▶ Excerpted data:
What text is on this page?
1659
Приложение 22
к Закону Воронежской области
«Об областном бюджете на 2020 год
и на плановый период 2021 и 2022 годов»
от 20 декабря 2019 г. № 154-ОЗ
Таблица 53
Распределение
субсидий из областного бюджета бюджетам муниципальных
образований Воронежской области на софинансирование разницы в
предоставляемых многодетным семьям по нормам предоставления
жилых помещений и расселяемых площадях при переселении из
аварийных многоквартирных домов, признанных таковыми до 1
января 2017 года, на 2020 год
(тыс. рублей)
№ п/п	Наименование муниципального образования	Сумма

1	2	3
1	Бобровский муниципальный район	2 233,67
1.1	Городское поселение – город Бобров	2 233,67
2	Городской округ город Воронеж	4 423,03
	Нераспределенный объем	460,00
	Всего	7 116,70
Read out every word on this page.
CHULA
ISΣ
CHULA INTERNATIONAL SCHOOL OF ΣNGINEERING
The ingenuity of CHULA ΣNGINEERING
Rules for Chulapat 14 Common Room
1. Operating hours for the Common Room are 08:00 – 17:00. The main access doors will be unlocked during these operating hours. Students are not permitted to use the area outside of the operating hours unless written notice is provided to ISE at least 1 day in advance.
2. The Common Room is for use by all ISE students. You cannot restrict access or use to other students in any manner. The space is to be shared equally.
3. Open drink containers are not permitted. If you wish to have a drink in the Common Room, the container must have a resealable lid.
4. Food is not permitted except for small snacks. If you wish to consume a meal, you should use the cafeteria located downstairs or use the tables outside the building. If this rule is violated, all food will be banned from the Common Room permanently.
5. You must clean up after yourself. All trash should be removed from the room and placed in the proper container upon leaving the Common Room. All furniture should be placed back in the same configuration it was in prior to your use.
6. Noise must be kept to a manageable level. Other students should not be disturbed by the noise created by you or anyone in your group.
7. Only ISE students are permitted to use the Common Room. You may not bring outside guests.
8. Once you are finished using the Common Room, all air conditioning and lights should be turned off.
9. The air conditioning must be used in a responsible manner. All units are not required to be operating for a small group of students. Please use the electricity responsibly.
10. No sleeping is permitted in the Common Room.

▶ Exercise details: Extract all of the data shown above and repeat it verbatim.

▶ Task answer:
What text is on this page?
1659
Приложение 22
к Закону Воронежской области
«Об областном бюджете на 2020 год
и на плановый период 2021 и 2022 годов»
от 20 декабря 2019 г. № 154-ОЗ
Таблица 53
Распределение
субсидий из областного бюджета бюджетам муниципальных
образований Воронежской области на софинансирование разницы в
предоставляемых многодетным семьям по нормам предоставления
жилых помещений и расселяемых площадях при переселении из
аварийных многоквартирных домов, признанных таковыми до 1
января 2017 года, на 2020 год
(тыс. рублей)
№ п/п	Наименование муниципального образования	Сумма

1	2	3
1	Бобровский муниципальный район	2 233,67
1.1	Городское поселение – город Бобров	2 233,67
2	Городской округ город Воронеж	4 423,03
	Нераспределенный объем	460,00
	Всего	7 116,70
Read out every word on this page.
CHULA
ISΣ
CHULA INTERNATIONAL SCHOOL OF ΣNGINEERING
The ingenuity of CHULA ΣNGINEERING
Rules for Chulapat 14 Common Room
1. Operating hours for the Common Room are 08:00 – 17:00. The main access doors will be unlocked during these operating hours. Students are not permitted to use the area outside of the operating hours unless written notice is provided to ISE at least 1 day in advance.
2. The Common Room is for use by all ISE students. You cannot restrict access or use to other students in any manner. The space is to be shared equally.
3. Open drink containers are not permitted. If you wish to have a drink in the Common Room, the container must have a resealable lid.
4. Food is not permitted except for small snacks. If you wish to consume a meal, you should use the cafeteria located downstairs or use the tables outside the building. If this rule is violated, all food will be banned from the Common Room permanently.
5. You must clean up after yourself. All trash should be removed from the room and placed in the proper container upon leaving the Common Room. All furniture should be placed back in the same configuration it was in prior to your use.
6. Noise must be kept to a manageable level. Other students should not be disturbed by the noise created by you or anyone in your group.
7. Only ISE students are permitted to use the Common Room. You may not bring outside guests.
8. Once you are finished using the Common Room, all air conditioning and lights should be turned off.
9. The air conditioning must be used in a responsible manner. All units are not required to be operating for a small group of students. Please use the electricity responsibly.
10. No sleeping is permitted in the Common Room.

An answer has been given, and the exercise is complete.